STATED GOAL: Search the records for the word "Contact" and report each line that has it.
##### INPUT ROWS
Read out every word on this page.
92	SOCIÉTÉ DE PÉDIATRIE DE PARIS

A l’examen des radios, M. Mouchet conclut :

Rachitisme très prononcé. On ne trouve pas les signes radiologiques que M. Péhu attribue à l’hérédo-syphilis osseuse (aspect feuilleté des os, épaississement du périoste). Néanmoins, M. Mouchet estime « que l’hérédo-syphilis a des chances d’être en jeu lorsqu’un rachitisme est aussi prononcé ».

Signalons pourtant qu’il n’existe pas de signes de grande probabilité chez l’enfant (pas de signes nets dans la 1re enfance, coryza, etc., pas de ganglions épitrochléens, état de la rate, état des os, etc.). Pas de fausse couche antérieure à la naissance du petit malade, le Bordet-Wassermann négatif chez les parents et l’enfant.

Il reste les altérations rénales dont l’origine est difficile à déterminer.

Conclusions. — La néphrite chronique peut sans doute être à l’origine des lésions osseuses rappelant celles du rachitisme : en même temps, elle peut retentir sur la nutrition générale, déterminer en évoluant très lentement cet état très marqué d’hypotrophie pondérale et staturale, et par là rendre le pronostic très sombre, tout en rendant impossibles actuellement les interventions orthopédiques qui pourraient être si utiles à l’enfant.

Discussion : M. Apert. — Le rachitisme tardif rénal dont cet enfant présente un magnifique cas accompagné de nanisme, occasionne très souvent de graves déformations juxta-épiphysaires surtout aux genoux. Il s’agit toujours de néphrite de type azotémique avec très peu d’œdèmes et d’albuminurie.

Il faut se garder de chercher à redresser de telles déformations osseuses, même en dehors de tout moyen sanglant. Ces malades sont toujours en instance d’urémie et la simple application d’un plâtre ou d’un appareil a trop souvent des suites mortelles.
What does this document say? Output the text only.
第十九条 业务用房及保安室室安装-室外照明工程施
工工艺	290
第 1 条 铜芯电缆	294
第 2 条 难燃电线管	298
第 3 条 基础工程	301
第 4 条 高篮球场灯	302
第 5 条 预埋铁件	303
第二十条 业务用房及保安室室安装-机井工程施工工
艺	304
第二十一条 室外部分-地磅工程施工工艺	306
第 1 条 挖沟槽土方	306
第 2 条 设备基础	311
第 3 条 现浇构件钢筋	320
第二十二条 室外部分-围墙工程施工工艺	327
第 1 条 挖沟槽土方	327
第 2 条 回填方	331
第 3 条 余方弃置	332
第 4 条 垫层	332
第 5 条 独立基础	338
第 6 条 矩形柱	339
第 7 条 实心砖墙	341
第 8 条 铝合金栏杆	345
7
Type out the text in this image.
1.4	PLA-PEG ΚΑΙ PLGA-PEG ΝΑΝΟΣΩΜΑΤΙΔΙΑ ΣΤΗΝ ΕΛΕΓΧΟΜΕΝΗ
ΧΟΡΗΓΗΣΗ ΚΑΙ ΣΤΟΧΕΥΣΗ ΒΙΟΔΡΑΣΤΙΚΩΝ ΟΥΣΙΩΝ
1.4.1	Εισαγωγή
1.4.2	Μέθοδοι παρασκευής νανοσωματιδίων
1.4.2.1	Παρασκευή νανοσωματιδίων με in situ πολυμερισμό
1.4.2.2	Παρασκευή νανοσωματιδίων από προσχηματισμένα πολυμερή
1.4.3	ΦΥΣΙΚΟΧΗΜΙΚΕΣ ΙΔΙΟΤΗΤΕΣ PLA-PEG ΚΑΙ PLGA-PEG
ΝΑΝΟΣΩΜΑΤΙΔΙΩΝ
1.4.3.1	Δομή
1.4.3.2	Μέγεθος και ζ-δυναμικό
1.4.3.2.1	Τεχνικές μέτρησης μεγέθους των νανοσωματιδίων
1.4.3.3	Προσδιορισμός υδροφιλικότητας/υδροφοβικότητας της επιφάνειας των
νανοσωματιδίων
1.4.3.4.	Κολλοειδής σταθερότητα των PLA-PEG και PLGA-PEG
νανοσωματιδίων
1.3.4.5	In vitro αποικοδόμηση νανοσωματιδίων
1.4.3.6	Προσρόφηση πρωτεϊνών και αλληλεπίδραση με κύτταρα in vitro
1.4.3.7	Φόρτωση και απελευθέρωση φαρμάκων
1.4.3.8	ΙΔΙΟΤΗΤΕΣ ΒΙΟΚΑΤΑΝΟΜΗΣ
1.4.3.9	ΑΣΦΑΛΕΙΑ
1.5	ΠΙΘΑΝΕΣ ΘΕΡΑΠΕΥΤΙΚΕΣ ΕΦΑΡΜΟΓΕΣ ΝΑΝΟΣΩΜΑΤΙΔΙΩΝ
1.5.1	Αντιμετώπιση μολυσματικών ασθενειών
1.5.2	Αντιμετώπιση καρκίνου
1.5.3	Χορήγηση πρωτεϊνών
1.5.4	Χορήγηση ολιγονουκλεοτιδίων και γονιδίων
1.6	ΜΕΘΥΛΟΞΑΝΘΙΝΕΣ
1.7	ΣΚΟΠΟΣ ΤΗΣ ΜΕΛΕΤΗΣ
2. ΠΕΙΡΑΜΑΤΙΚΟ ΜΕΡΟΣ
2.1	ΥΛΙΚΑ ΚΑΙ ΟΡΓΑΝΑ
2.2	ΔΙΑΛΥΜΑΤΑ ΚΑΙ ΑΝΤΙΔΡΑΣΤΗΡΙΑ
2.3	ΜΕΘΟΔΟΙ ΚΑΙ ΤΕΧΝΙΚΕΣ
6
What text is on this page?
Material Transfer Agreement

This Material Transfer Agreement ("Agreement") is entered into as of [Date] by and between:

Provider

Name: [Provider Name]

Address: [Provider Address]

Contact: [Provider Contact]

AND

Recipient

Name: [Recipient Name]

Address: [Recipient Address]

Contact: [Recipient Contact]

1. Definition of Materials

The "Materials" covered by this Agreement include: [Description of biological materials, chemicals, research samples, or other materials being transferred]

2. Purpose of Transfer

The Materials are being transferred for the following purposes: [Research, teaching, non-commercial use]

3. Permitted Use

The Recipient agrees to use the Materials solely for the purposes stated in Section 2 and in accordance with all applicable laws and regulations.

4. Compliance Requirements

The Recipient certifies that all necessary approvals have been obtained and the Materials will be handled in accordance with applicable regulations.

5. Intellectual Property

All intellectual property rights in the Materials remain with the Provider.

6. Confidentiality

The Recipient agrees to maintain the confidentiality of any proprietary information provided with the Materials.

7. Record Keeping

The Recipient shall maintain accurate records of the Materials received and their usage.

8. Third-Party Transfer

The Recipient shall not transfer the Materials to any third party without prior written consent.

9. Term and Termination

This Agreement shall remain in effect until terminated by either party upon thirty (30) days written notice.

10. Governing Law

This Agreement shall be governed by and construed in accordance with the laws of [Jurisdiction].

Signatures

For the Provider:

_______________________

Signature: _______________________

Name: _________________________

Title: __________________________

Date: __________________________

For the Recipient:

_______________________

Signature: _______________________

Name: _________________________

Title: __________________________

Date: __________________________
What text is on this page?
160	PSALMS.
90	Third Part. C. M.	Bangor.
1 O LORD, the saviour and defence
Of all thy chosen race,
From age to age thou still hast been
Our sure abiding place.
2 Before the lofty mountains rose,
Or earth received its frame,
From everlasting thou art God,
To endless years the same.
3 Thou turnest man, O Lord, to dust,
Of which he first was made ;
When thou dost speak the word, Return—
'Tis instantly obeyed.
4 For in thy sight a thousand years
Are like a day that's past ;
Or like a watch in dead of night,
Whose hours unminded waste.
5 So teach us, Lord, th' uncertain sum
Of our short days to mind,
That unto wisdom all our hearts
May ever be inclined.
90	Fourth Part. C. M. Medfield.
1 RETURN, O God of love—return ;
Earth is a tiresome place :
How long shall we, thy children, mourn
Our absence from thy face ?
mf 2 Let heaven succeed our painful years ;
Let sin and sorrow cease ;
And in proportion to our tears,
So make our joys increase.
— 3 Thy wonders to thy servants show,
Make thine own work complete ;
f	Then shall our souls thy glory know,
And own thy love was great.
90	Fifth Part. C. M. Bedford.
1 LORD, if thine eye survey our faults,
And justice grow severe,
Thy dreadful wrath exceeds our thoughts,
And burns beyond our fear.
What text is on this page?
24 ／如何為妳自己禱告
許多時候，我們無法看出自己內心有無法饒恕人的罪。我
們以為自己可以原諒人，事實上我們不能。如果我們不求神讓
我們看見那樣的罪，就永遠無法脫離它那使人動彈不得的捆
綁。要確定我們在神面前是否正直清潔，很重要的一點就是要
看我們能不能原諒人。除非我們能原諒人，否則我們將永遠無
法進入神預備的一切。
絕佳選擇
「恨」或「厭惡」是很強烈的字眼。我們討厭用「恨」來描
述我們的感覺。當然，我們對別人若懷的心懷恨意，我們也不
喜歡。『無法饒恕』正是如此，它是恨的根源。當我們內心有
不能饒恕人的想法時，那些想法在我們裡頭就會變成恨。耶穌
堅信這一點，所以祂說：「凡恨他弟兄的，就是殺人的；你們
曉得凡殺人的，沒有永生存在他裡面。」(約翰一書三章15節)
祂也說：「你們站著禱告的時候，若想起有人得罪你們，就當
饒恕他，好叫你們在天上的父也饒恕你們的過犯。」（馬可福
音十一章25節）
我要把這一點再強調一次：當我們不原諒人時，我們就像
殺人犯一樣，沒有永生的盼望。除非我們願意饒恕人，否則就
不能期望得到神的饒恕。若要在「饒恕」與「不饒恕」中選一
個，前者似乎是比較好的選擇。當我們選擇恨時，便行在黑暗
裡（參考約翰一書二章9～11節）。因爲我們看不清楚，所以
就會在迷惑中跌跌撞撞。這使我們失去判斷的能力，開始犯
##########
WRITTEN SOLUTION:
Contact: [Provider Contact]
Contact: [Recipient Contact]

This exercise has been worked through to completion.